+++ Provided information
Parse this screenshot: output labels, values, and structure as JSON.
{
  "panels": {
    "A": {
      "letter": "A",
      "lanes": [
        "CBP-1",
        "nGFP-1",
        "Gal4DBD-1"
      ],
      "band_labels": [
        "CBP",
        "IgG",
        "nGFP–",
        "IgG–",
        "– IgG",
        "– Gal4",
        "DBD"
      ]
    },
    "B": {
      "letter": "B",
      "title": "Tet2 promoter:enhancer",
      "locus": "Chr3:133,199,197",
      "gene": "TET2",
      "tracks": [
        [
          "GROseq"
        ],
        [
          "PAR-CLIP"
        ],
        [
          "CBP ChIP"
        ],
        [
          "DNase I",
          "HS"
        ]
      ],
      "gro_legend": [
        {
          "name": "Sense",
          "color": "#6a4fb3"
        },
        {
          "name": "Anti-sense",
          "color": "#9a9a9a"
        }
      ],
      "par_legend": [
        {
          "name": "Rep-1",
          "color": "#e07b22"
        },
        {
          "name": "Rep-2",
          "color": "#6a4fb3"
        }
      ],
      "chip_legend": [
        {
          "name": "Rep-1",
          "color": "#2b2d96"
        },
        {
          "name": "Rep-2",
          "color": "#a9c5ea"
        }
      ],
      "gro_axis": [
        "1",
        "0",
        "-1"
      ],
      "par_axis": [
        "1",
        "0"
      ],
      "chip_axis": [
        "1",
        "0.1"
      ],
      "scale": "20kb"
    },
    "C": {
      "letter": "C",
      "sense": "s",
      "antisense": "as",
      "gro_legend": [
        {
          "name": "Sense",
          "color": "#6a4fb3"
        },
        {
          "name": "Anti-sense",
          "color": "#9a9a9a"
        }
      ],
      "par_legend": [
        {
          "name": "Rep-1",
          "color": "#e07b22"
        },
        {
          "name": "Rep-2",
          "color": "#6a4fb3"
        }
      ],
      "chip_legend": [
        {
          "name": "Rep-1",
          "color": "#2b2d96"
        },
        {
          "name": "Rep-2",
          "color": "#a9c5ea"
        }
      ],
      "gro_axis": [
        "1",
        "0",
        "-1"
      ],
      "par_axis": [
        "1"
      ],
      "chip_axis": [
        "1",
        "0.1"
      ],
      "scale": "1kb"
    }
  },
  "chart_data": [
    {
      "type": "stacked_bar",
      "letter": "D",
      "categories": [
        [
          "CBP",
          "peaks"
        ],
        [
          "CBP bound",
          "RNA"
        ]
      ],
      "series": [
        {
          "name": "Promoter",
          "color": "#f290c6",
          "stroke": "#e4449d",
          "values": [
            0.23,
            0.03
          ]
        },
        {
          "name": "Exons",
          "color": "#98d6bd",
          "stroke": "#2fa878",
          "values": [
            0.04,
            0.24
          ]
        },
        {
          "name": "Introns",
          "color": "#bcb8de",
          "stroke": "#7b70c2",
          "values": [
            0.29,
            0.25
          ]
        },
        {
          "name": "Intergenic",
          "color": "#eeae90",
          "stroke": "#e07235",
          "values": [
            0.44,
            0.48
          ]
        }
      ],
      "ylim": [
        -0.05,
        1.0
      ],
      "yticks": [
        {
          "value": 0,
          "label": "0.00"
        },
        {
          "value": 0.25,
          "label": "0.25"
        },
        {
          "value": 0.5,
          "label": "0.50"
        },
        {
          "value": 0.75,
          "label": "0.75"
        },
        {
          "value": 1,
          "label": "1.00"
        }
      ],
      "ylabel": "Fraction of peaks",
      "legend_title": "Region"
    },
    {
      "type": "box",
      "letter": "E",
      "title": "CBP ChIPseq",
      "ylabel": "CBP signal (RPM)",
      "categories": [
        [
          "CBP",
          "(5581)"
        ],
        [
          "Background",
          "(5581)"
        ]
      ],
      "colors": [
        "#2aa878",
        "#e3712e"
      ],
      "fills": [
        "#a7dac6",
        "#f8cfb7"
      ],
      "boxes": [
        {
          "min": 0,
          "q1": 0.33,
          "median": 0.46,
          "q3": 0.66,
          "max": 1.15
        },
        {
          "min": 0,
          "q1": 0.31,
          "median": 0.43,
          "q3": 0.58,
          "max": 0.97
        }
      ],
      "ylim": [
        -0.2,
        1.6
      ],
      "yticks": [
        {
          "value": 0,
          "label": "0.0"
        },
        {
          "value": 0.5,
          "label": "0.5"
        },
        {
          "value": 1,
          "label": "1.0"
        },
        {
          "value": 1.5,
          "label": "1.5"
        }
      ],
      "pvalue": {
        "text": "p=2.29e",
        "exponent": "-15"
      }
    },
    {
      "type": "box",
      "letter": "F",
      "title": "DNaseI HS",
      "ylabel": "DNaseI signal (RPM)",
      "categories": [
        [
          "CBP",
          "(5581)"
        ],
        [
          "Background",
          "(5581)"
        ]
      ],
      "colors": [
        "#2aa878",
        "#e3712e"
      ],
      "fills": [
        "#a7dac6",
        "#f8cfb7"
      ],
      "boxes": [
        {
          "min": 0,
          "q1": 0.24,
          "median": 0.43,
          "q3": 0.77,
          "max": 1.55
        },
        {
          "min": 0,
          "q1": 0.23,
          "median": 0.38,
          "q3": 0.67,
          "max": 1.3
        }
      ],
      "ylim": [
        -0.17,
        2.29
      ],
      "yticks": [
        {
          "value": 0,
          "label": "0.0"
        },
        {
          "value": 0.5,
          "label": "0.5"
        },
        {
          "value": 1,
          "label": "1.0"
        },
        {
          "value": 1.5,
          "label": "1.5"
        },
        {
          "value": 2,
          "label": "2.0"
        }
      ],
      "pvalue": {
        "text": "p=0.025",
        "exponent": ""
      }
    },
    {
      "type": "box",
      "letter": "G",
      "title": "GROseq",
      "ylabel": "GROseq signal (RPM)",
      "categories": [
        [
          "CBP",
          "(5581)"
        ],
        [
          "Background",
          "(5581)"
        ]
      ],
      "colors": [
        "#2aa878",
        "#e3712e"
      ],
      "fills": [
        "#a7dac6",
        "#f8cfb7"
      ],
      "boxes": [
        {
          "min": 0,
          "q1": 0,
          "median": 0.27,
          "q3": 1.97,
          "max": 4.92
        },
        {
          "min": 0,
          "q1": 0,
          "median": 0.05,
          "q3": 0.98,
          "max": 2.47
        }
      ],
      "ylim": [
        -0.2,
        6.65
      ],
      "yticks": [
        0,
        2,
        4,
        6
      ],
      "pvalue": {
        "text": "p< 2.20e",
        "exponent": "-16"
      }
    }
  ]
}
++++++
▸ Set task: Work out the number of lines above that include the string "signal" and write only that number.

▸ The output: 3